*ITEMS*
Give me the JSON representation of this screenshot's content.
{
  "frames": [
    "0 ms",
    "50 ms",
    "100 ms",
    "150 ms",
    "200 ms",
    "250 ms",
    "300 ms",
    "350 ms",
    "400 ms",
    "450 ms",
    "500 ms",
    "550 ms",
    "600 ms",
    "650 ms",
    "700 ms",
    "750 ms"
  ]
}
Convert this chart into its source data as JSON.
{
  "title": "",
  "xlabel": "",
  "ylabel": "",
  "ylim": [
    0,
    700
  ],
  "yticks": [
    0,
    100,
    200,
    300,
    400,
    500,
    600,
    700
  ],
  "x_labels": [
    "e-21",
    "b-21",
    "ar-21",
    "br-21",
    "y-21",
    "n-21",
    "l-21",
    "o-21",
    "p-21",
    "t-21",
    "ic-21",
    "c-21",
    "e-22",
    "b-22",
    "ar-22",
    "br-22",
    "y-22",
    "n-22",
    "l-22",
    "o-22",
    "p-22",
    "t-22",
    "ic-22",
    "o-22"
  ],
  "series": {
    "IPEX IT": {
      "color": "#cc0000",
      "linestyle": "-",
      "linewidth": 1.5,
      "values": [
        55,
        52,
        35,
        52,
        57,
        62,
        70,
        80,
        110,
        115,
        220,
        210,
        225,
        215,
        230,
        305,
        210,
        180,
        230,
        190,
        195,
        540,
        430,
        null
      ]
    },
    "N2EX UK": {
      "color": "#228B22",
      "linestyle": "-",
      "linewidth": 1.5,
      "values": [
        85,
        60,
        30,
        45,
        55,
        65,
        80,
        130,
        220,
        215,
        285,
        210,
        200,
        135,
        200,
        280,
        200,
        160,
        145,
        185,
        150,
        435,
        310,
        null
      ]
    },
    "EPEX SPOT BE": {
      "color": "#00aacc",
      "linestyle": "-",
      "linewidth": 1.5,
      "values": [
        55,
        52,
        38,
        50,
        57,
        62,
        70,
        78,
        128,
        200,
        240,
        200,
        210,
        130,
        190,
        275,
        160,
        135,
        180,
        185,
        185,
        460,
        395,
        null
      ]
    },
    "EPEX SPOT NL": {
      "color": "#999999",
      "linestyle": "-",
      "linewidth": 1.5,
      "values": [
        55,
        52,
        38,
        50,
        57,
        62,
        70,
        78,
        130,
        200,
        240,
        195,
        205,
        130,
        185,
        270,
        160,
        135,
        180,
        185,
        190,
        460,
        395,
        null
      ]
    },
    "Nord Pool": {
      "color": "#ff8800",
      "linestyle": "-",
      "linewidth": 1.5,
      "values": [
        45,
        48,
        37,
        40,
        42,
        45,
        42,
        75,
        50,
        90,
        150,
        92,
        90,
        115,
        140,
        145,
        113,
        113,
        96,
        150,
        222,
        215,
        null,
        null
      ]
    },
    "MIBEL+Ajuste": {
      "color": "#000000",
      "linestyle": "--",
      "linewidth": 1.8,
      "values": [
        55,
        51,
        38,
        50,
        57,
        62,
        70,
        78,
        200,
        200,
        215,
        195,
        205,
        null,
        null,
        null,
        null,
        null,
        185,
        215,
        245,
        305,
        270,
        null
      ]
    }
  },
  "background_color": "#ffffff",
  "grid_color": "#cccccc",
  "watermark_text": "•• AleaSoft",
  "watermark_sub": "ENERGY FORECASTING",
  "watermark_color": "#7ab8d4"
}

*TASK REQUIREMENTS*
Write out the complete set of records exactly as given.

*EXPECTED OUTPUT*
Give me the JSON representation of this screenshot's content.
{
  "frames": [
    "0 ms",
    "50 ms",
    "100 ms",
    "150 ms",
    "200 ms",
    "250 ms",
    "300 ms",
    "350 ms",
    "400 ms",
    "450 ms",
    "500 ms",
    "550 ms",
    "600 ms",
    "650 ms",
    "700 ms",
    "750 ms"
  ]
}
Convert this chart into its source data as JSON.
{
  "title": "",
  "xlabel": "",
  "ylabel": "",
  "ylim": [
    0,
    700
  ],
  "yticks": [
    0,
    100,
    200,
    300,
    400,
    500,
    600,
    700
  ],
  "x_labels": [
    "e-21",
    "b-21",
    "ar-21",
    "br-21",
    "y-21",
    "n-21",
    "l-21",
    "o-21",
    "p-21",
    "t-21",
    "ic-21",
    "c-21",
    "e-22",
    "b-22",
    "ar-22",
    "br-22",
    "y-22",
    "n-22",
    "l-22",
    "o-22",
    "p-22",
    "t-22",
    "ic-22",
    "o-22"
  ],
  "series": {
    "IPEX IT": {
      "color": "#cc0000",
      "linestyle": "-",
      "linewidth": 1.5,
      "values": [
        55,
        52,
        35,
        52,
        57,
        62,
        70,
        80,
        110,
        115,
        220,
        210,
        225,
        215,
        230,
        305,
        210,
        180,
        230,
        190,
        195,
        540,
        430,
        null
      ]
    },
    "N2EX UK": {
      "color": "#228B22",
      "linestyle": "-",
      "linewidth": 1.5,
      "values": [
        85,
        60,
        30,
        45,
        55,
        65,
        80,
        130,
        220,
        215,
        285,
        210,
        200,
        135,
        200,
        280,
        200,
        160,
        145,
        185,
        150,
        435,
        310,
        null
      ]
    },
    "EPEX SPOT BE": {
      "color": "#00aacc",
      "linestyle": "-",
      "linewidth": 1.5,
      "values": [
        55,
        52,
        38,
        50,
        57,
        62,
        70,
        78,
        128,
        200,
        240,
        200,
        210,
        130,
        190,
        275,
        160,
        135,
        180,
        185,
        185,
        460,
        395,
        null
      ]
    },
    "EPEX SPOT NL": {
      "color": "#999999",
      "linestyle": "-",
      "linewidth": 1.5,
      "values": [
        55,
        52,
        38,
        50,
        57,
        62,
        70,
        78,
        130,
        200,
        240,
        195,
        205,
        130,
        185,
        270,
        160,
        135,
        180,
        185,
        190,
        460,
        395,
        null
      ]
    },
    "Nord Pool": {
      "color": "#ff8800",
      "linestyle": "-",
      "linewidth": 1.5,
      "values": [
        45,
        48,
        37,
        40,
        42,
        45,
        42,
        75,
        50,
        90,
        150,
        92,
        90,
        115,
        140,
        145,
        113,
        113,
        96,
        150,
        222,
        215,
        null,
        null
      ]
    },
    "MIBEL+Ajuste": {
      "color": "#000000",
      "linestyle": "--",
      "linewidth": 1.8,
      "values": [
        55,
        51,
        38,
        50,
        57,
        62,
        70,
        78,
        200,
        200,
        215,
        195,
        205,
        null,
        null,
        null,
        null,
        null,
        185,
        215,
        245,
        305,
        270,
        null
      ]
    }
  },
  "background_color": "#ffffff",
  "grid_color": "#cccccc",
  "watermark_text": "•• AleaSoft",
  "watermark_sub": "ENERGY FORECASTING",
  "watermark_color": "#7ab8d4"
}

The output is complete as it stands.